→ Directions:
Select every line holding the word "drop" and copy it.

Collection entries
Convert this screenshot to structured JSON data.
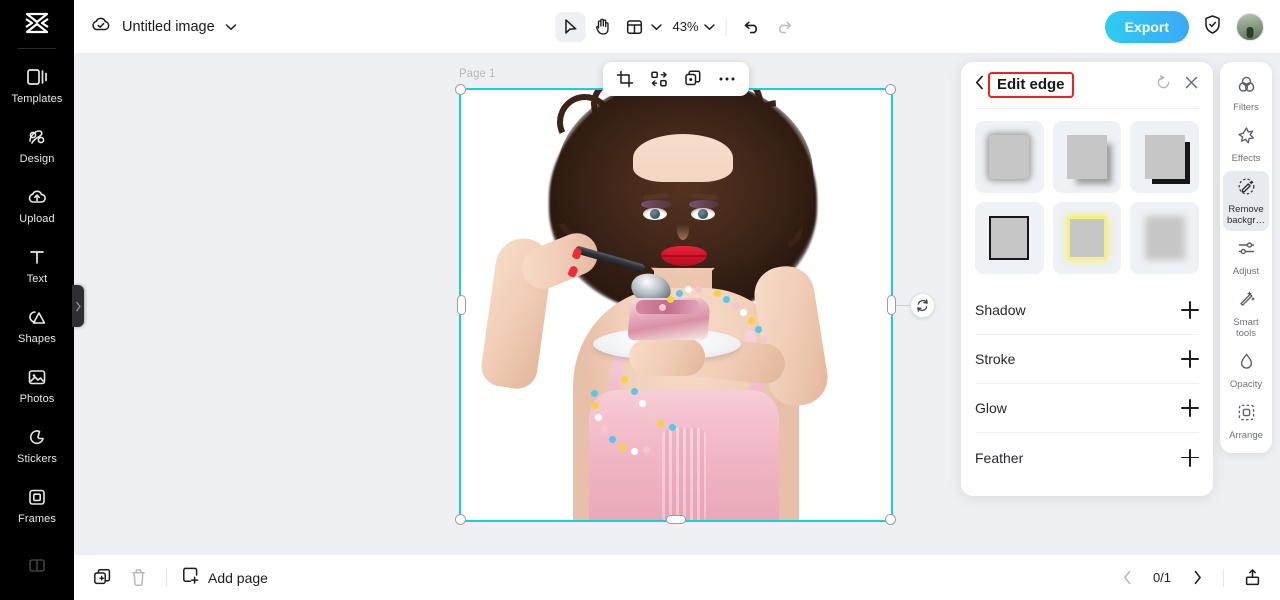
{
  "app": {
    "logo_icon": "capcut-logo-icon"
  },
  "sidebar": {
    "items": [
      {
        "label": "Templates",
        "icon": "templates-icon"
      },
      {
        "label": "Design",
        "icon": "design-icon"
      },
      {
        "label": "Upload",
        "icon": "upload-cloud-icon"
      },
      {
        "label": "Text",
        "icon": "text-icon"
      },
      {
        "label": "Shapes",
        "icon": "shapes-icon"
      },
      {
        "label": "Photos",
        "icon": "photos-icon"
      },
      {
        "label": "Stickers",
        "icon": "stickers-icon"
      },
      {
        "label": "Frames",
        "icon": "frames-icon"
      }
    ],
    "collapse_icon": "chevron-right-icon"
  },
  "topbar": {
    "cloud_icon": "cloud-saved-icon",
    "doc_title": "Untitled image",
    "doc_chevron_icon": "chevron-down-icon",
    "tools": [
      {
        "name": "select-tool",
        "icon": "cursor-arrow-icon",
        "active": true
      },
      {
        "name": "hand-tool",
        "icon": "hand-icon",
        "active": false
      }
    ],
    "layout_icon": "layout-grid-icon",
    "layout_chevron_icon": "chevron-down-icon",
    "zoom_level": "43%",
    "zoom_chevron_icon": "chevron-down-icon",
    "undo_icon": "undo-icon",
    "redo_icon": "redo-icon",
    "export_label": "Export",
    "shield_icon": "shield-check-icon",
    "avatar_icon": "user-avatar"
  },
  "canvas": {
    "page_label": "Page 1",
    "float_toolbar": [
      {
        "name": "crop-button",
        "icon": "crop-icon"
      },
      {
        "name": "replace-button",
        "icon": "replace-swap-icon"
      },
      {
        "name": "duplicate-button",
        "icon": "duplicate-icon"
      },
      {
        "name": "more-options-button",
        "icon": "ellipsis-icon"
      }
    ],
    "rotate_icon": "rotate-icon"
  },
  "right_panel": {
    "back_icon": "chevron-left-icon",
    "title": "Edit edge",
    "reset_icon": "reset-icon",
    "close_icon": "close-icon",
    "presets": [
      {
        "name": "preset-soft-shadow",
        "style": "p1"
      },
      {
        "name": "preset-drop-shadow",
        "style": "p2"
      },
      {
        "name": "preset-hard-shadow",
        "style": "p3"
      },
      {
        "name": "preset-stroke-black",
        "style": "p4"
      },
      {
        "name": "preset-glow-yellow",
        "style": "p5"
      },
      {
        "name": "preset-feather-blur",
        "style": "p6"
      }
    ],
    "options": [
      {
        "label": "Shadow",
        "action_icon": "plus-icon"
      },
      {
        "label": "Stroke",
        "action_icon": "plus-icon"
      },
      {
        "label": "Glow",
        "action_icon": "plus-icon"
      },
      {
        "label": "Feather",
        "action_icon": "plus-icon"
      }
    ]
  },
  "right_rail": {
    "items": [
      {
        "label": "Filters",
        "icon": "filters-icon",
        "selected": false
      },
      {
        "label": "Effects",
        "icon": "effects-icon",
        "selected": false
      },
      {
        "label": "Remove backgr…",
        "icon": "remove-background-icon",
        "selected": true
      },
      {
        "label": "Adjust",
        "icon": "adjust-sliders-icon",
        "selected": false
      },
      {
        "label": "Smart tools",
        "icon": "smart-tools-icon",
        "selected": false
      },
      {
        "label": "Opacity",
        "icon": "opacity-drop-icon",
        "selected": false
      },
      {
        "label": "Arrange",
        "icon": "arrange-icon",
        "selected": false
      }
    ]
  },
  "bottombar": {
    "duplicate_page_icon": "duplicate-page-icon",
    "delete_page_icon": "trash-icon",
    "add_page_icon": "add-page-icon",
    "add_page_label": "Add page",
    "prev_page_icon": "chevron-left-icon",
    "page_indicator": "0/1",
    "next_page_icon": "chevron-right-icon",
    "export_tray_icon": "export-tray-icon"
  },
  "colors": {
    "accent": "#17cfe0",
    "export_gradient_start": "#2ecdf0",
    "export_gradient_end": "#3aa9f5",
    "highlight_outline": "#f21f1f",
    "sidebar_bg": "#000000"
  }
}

* * *

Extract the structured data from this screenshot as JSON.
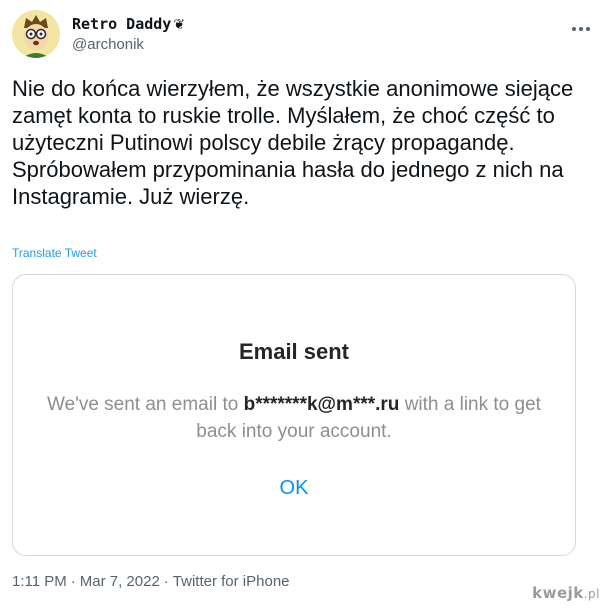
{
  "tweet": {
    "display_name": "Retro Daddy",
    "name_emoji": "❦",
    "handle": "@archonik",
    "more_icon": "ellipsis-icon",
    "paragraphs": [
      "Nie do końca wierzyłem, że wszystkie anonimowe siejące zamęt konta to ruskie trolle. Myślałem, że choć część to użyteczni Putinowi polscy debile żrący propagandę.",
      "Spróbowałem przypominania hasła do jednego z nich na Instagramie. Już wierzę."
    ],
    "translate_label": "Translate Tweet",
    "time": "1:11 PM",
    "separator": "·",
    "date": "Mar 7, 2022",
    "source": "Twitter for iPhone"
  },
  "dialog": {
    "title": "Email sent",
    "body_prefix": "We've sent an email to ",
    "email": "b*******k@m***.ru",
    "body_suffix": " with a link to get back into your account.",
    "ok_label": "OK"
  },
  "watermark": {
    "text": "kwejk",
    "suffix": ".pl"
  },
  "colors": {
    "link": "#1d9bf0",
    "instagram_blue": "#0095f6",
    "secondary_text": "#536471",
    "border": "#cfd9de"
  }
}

→ Expected answer:
        "name": "preset-drop-shadow",
        "icon": "opacity-drop-icon",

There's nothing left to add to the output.